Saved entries
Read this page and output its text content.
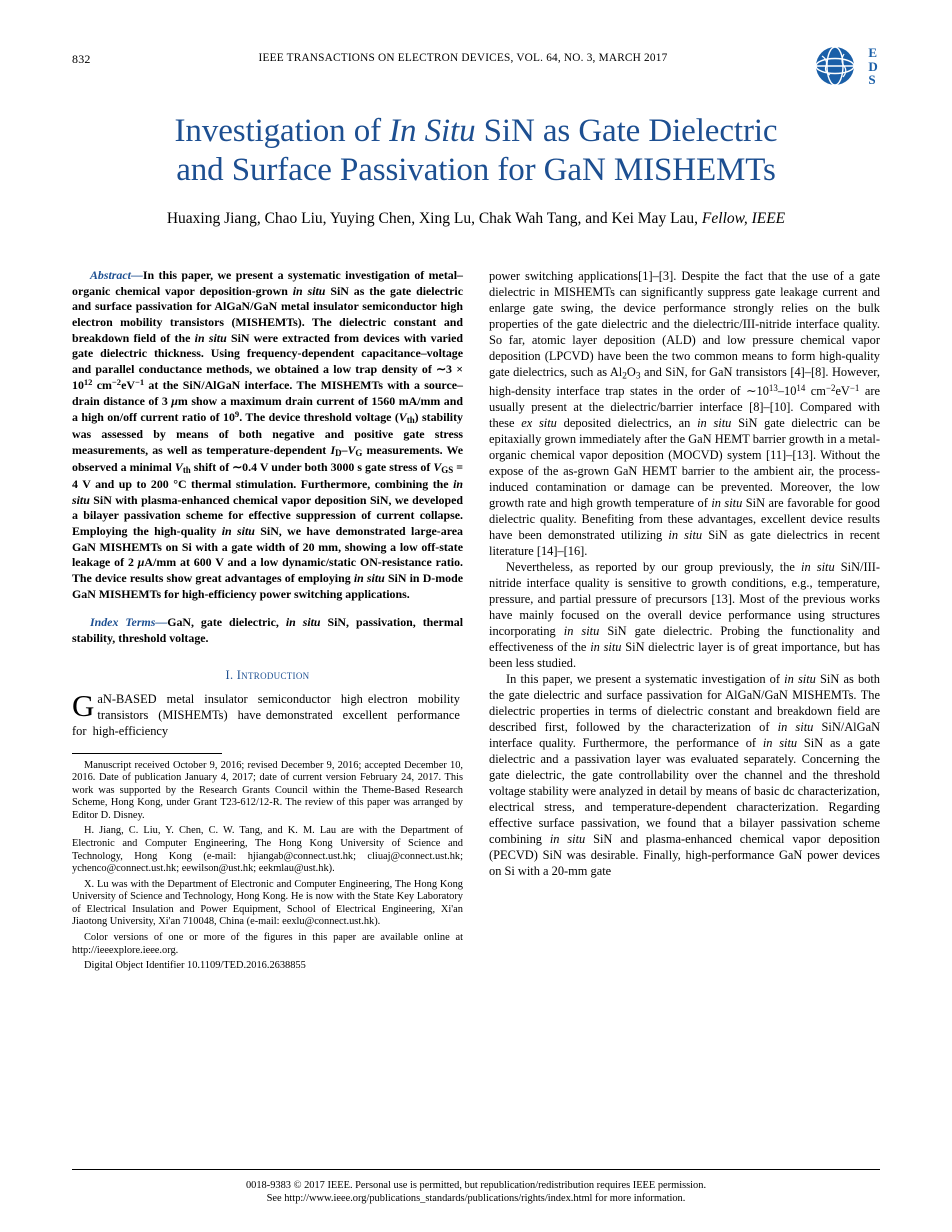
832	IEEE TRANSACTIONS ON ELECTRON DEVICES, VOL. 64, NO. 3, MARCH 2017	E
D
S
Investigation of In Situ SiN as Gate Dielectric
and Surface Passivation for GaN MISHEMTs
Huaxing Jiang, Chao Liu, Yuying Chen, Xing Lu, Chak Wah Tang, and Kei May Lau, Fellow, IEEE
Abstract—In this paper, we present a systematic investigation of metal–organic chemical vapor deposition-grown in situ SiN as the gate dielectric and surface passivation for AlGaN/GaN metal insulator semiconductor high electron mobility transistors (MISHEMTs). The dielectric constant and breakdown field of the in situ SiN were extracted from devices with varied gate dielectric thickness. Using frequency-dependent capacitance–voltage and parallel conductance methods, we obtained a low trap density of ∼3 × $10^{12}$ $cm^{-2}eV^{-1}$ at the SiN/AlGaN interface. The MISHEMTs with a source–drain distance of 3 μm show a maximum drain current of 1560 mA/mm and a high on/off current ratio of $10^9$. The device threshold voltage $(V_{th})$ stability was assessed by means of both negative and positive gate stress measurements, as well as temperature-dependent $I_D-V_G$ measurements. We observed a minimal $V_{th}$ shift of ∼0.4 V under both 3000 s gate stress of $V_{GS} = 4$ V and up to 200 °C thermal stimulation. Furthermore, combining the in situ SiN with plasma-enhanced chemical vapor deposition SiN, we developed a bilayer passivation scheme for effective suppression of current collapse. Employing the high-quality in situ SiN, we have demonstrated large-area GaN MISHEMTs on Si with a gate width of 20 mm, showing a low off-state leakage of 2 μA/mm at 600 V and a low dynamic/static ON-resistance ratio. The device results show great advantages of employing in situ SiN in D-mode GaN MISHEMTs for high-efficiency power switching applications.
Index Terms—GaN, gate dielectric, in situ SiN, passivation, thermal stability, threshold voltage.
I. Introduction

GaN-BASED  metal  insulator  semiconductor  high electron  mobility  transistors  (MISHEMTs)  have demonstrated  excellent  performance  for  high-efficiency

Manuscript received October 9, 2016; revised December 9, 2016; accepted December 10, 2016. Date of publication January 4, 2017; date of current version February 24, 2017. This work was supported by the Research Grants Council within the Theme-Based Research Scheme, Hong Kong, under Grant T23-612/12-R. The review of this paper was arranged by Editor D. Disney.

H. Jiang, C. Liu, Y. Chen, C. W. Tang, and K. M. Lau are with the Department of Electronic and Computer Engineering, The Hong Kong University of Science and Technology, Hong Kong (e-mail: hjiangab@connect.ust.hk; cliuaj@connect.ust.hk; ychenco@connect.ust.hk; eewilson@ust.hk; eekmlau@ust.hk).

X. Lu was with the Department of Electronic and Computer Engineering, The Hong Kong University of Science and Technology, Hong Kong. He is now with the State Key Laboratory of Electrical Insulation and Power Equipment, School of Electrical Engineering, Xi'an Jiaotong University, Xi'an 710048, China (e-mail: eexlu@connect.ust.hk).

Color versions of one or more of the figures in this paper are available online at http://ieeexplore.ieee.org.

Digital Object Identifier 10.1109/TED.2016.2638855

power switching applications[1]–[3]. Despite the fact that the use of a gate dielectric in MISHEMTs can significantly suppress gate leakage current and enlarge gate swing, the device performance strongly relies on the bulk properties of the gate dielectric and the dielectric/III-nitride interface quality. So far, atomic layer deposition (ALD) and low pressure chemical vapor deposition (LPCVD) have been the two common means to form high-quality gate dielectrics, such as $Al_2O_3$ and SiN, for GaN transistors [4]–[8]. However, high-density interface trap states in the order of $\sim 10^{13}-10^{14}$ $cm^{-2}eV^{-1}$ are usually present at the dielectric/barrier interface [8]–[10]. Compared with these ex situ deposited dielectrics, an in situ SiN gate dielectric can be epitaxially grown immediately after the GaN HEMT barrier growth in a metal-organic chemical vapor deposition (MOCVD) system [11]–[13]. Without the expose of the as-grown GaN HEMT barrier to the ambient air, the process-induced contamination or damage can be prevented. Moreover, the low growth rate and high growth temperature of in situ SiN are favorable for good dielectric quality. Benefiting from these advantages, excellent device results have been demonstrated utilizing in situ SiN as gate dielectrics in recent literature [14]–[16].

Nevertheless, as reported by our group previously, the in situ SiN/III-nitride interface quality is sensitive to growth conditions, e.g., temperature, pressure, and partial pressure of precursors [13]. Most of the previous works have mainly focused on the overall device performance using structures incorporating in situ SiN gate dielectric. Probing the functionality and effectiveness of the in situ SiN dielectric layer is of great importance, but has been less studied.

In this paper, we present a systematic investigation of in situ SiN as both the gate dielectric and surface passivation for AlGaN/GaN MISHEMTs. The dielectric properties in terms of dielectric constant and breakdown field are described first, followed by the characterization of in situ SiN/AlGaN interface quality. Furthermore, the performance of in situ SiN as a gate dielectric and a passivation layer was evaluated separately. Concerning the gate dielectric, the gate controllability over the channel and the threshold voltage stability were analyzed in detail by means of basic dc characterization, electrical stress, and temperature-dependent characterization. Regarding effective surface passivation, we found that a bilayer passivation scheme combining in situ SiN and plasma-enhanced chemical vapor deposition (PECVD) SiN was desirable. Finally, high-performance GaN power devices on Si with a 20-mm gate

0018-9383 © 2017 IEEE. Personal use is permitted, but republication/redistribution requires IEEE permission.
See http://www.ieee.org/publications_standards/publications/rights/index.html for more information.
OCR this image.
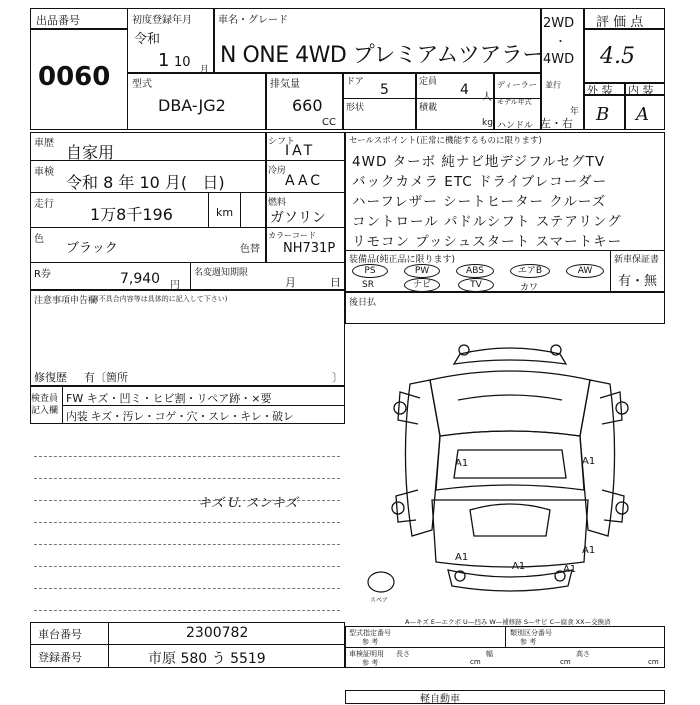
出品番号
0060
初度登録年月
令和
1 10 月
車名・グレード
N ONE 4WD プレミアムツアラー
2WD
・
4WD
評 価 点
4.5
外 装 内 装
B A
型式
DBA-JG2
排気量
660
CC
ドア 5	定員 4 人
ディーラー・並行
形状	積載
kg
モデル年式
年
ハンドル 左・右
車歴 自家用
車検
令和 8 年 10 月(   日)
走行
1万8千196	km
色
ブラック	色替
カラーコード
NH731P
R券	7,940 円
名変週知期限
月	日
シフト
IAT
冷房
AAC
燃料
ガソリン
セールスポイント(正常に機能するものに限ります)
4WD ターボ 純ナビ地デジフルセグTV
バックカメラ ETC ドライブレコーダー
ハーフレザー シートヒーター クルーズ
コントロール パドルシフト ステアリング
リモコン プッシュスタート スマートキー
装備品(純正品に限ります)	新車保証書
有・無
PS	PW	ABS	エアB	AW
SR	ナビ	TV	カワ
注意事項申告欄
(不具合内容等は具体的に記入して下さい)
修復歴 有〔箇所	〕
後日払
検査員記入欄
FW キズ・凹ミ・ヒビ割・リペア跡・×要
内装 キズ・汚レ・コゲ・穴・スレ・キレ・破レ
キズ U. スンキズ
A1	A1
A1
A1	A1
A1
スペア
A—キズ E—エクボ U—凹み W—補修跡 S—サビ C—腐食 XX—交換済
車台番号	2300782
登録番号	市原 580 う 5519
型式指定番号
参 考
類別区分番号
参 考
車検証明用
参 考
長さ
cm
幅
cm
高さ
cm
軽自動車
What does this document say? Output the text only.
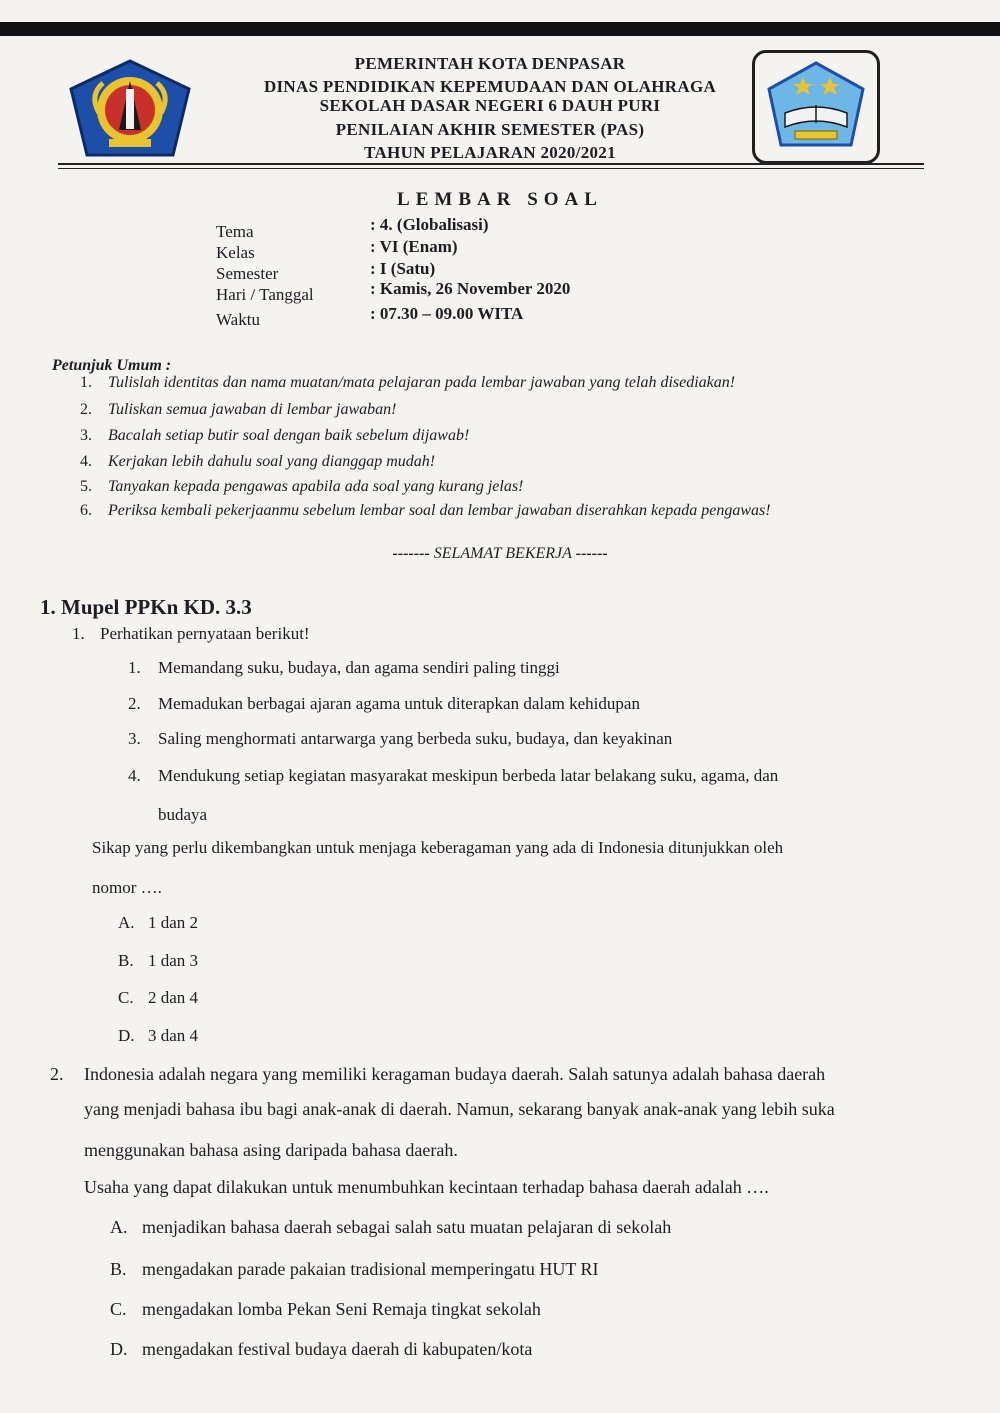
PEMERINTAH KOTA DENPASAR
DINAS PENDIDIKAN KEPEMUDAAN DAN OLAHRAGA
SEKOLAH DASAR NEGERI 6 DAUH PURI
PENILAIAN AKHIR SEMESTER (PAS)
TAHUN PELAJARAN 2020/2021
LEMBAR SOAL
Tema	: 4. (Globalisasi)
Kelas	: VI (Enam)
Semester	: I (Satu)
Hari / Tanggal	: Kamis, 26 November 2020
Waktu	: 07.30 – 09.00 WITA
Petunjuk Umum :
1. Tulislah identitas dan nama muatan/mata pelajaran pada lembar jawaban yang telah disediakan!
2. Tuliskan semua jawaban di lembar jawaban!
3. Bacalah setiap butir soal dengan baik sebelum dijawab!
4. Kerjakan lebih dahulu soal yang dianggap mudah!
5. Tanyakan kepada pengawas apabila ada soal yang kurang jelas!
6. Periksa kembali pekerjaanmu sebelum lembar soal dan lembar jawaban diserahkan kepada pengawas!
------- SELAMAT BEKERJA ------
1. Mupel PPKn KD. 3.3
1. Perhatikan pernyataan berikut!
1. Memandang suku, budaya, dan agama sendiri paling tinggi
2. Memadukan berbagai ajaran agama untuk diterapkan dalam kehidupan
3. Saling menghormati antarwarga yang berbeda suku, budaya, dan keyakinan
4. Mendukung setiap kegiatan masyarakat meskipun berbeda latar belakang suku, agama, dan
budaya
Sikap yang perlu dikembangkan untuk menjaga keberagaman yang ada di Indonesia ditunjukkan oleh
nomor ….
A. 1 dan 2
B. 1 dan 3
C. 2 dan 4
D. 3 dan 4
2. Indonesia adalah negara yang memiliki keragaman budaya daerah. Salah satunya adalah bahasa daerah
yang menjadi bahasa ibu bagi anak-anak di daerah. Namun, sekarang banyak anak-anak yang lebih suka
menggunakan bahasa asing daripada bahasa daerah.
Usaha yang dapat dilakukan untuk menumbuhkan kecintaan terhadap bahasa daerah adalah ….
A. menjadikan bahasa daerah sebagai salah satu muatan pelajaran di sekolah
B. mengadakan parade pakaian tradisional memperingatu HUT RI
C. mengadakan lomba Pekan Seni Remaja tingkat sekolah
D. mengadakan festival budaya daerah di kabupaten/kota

◆ Set task
Tally how many lines of the data include the word "berbeda". Write the number and nothing else.

◆ Complete answer
2